> REQUIRED WORK
For the entries below, how many lines include the word "Bürgerinnen"? Give the figure and nothing more.

> THE INPUT
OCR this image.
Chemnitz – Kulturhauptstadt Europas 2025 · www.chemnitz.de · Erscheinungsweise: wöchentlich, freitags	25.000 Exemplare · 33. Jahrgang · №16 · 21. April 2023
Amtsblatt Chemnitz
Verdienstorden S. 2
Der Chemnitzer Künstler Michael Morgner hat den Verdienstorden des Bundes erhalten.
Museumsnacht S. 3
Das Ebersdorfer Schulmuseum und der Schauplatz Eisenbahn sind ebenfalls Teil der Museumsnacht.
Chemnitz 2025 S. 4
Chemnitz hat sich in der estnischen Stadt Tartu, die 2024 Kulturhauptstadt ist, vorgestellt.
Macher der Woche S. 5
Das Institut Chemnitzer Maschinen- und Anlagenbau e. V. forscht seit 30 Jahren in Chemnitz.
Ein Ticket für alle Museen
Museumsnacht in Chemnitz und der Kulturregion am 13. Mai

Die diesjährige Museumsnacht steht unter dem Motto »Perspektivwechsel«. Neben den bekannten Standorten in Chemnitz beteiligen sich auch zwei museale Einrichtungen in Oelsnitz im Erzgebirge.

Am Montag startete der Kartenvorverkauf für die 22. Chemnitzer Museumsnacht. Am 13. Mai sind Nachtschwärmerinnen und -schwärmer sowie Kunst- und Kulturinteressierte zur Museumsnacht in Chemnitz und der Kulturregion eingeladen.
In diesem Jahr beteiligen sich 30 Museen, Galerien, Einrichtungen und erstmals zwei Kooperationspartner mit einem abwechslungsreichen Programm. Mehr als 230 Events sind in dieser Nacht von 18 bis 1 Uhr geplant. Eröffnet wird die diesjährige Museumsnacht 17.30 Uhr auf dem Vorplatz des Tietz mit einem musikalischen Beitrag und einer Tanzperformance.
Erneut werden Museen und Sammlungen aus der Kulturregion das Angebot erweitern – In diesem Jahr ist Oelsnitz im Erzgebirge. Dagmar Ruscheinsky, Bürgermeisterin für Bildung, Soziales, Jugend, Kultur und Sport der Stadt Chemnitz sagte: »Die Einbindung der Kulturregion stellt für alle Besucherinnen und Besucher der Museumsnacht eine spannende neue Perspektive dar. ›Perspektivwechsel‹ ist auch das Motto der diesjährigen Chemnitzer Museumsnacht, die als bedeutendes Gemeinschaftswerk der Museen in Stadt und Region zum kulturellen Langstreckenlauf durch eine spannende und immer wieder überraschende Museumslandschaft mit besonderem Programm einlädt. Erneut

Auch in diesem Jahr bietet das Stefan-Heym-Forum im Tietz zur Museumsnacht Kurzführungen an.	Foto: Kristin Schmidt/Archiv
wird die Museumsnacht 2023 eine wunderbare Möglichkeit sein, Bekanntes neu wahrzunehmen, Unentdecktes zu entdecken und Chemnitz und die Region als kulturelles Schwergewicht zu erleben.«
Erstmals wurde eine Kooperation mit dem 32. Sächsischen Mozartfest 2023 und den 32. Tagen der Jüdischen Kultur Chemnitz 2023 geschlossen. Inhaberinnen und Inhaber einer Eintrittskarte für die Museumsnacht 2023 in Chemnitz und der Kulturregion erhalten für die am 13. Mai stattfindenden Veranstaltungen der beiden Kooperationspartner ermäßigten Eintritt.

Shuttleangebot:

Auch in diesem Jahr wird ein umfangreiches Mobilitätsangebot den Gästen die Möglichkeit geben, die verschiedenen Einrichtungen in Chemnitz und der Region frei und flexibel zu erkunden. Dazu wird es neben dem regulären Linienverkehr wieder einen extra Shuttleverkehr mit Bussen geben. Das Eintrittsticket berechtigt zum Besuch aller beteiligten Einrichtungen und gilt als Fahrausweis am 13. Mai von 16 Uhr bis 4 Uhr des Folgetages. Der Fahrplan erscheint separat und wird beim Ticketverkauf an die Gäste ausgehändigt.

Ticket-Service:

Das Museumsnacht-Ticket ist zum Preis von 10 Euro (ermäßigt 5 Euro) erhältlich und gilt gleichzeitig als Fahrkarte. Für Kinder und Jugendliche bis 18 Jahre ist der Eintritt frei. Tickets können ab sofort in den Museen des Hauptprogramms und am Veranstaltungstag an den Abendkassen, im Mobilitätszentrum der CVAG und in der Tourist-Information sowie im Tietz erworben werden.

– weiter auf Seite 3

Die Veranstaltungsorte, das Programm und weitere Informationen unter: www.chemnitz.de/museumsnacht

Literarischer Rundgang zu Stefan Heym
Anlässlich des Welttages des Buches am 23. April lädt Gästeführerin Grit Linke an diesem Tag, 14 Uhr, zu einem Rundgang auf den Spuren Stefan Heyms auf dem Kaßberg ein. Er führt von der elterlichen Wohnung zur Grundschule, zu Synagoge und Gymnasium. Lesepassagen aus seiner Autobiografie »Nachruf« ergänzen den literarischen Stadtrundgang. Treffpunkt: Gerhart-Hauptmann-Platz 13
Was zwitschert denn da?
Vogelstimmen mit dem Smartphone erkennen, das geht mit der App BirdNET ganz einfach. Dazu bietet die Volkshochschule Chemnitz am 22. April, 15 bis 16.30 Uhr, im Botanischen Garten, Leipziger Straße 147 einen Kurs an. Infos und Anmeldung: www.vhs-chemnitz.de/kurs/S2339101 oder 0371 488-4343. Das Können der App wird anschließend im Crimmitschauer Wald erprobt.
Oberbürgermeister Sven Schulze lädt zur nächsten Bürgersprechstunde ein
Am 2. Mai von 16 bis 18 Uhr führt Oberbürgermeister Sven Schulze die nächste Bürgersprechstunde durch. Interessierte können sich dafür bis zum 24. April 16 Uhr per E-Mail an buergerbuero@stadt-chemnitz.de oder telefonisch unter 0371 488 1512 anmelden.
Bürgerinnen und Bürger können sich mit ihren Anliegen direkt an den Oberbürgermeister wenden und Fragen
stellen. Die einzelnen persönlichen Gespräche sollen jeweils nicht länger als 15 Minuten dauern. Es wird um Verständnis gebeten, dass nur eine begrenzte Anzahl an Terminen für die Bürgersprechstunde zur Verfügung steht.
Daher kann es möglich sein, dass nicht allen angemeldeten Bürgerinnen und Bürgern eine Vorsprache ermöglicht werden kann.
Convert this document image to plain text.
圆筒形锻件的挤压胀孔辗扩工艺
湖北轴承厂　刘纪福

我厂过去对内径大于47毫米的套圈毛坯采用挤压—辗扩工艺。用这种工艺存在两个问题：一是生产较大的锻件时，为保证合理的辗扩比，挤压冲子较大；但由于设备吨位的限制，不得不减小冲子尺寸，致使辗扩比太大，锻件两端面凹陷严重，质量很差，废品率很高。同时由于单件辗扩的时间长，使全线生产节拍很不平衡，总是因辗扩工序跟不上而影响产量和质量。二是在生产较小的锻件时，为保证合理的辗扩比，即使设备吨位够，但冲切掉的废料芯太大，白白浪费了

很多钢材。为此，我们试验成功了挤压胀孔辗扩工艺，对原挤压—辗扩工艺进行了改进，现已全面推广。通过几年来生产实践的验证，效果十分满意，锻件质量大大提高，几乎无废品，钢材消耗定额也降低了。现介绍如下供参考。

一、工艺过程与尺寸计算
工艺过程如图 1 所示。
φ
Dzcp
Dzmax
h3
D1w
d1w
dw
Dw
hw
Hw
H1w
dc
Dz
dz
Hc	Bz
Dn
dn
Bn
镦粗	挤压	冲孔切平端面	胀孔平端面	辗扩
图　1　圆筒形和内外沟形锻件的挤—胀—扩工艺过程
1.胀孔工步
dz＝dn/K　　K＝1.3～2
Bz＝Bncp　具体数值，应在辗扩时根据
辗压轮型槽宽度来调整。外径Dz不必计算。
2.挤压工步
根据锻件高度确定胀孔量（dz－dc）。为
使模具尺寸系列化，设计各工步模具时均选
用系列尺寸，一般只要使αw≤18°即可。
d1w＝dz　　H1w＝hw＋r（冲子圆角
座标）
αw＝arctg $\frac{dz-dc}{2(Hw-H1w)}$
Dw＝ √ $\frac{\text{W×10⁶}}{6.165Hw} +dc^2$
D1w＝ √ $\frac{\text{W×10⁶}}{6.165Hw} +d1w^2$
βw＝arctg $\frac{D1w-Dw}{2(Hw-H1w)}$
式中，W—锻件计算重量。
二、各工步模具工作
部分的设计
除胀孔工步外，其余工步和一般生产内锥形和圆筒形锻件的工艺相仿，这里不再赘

> TASK RESPONSE
2